_Your instructions_
Copy every line from the material below that holds "change".

======== Data for this task

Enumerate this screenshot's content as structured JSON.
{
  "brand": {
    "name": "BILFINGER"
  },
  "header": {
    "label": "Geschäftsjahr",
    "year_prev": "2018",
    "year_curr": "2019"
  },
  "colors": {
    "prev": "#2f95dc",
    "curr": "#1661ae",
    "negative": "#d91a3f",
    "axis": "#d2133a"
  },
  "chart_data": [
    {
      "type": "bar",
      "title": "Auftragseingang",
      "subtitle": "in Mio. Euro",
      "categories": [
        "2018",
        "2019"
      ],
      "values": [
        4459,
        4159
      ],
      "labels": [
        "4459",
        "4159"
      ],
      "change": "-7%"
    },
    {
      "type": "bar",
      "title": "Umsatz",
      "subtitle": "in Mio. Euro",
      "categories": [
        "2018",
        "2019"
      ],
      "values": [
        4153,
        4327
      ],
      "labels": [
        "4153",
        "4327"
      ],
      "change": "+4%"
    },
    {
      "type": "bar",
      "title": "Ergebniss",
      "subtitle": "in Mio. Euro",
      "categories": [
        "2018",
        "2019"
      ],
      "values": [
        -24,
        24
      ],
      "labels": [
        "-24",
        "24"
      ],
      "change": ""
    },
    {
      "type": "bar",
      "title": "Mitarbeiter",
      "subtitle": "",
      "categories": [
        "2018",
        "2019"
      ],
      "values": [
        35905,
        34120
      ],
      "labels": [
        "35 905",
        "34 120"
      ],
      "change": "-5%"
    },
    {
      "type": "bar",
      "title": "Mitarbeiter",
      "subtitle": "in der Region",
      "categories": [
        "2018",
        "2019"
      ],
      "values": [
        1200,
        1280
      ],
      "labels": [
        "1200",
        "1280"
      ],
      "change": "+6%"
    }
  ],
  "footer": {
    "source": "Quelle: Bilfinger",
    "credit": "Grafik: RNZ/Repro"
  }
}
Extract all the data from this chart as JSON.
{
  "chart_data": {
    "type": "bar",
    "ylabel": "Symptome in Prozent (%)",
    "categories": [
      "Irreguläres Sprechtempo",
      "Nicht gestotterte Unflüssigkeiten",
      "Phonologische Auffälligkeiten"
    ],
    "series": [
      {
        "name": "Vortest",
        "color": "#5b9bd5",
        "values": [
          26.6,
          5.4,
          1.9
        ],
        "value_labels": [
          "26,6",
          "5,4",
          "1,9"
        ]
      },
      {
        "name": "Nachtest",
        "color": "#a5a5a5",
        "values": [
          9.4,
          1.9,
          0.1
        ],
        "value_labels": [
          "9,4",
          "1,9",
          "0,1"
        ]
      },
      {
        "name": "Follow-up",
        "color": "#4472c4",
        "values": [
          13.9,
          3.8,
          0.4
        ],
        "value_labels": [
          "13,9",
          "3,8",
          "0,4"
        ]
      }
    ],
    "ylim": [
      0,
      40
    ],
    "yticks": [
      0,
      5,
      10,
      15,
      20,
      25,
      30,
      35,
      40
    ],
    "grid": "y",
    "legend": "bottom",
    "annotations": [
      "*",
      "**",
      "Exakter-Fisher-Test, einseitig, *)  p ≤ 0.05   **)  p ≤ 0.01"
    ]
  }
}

================

_Solution for this task_
      "change": "-7%"
      "change": "+4%"
      "change": ""
      "change": "-5%"
      "change": "+6%"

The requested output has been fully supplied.